*Written exercise*.
Locate the word "worn" in the entries below, then gather every line that holds it.

----------

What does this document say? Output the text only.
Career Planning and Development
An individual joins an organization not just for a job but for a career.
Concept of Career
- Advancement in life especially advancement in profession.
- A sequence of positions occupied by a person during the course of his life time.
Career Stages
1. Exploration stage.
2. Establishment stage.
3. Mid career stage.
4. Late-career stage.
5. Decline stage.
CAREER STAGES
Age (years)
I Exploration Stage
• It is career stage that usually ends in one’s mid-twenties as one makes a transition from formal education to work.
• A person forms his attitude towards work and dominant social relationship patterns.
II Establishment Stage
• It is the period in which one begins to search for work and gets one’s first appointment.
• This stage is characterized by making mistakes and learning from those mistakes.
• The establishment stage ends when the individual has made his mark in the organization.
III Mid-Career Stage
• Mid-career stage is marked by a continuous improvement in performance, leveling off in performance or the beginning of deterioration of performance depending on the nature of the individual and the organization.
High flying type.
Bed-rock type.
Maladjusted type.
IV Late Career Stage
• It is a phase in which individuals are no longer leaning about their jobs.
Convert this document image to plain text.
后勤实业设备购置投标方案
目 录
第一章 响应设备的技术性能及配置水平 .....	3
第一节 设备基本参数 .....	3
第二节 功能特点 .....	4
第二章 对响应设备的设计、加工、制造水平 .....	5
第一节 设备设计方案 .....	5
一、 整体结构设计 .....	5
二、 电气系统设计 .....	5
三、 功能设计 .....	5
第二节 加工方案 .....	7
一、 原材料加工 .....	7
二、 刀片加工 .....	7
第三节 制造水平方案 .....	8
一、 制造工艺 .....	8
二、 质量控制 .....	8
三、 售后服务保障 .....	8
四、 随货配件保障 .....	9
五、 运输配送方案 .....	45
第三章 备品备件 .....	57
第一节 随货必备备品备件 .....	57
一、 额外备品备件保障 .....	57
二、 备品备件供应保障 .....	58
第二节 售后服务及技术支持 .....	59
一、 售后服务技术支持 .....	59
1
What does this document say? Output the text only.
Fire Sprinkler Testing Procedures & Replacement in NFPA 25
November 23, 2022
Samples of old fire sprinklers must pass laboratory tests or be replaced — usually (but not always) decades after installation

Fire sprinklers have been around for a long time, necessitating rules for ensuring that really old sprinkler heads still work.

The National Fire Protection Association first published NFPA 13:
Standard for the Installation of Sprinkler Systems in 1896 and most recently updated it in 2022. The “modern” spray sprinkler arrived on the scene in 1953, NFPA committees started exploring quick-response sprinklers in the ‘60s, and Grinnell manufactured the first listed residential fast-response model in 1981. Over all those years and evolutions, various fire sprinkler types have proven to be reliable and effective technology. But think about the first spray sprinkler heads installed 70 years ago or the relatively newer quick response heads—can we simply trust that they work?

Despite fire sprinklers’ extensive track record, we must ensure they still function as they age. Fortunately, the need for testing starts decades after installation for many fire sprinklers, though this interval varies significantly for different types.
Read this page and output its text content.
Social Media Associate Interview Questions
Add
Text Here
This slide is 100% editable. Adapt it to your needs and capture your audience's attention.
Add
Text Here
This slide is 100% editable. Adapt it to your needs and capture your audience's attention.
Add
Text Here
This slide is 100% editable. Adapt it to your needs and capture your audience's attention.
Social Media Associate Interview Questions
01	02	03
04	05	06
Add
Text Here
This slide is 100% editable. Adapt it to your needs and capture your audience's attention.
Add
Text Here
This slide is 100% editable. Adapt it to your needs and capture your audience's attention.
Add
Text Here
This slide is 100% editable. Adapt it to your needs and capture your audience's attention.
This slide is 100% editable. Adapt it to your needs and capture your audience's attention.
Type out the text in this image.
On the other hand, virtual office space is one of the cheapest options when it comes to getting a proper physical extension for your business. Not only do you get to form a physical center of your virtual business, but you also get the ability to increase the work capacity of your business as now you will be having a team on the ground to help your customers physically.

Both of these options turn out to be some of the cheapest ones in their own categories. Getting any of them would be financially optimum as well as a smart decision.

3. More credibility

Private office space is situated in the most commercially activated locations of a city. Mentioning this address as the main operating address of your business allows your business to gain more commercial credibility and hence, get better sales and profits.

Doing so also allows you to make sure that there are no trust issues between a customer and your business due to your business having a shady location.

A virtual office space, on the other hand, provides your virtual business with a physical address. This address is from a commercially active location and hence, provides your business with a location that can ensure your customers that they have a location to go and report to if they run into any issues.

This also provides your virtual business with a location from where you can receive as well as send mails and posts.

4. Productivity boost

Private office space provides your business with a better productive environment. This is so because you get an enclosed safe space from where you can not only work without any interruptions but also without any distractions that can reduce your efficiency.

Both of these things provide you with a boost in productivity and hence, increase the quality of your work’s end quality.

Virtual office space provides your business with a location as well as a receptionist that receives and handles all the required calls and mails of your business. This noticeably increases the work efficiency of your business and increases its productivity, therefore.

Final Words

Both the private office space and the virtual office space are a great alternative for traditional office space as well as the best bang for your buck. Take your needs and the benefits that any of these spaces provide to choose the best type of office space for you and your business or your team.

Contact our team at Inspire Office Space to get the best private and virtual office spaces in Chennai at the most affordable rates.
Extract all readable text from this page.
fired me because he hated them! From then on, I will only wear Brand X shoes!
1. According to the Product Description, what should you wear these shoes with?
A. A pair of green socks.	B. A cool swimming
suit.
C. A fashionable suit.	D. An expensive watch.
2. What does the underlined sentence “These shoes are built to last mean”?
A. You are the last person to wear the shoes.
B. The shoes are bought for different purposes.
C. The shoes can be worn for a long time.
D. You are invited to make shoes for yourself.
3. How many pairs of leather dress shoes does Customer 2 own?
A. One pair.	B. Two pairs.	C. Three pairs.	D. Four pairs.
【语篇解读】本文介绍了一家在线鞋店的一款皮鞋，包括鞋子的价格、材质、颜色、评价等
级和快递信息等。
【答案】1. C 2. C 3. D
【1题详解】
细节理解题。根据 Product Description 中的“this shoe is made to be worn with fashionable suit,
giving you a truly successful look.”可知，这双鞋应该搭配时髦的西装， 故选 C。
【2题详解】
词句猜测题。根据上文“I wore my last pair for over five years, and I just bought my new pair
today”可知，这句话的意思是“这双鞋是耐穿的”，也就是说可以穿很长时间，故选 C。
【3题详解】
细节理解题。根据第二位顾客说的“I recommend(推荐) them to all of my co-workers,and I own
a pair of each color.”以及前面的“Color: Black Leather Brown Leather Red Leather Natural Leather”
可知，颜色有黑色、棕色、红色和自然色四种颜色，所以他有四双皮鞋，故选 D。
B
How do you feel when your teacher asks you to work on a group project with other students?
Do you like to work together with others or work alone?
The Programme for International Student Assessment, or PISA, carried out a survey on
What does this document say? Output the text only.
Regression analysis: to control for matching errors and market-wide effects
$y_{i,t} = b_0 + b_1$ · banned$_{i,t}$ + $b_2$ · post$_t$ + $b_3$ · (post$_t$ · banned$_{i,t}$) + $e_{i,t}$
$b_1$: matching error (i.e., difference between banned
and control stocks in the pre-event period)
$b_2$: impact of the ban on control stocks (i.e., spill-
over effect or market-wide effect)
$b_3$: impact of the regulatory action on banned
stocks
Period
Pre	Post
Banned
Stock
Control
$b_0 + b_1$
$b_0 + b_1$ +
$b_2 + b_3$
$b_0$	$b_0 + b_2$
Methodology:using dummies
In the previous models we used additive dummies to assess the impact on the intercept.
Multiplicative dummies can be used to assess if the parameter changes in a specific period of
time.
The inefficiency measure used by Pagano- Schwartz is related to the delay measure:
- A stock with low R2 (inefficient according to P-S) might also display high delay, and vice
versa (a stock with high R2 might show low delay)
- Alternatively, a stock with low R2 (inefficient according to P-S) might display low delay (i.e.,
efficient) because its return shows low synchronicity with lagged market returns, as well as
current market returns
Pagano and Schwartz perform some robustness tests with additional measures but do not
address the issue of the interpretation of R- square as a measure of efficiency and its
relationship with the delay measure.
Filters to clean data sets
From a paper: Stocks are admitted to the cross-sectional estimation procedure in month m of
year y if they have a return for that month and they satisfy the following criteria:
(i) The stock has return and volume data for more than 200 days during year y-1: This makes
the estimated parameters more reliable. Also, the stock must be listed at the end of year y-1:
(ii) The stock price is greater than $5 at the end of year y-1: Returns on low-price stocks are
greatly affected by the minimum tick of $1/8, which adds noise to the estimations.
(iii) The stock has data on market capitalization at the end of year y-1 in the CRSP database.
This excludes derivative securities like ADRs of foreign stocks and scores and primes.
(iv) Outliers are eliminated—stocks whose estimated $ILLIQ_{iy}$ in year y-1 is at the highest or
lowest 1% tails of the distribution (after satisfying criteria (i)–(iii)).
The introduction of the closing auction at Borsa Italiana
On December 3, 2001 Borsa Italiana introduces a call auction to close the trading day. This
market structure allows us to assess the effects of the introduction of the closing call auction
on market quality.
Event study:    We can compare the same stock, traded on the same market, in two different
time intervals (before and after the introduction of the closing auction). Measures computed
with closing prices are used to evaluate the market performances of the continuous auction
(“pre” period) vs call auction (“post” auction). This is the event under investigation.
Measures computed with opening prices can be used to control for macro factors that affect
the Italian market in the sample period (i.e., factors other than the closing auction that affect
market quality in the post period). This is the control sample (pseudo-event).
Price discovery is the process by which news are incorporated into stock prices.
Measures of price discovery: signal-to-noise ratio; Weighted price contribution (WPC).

----------

*Output below*.
C. The shoes can be worn for a long time.
细节理解题。根据 Product Description 中的“this shoe is made to be worn with fashionable suit,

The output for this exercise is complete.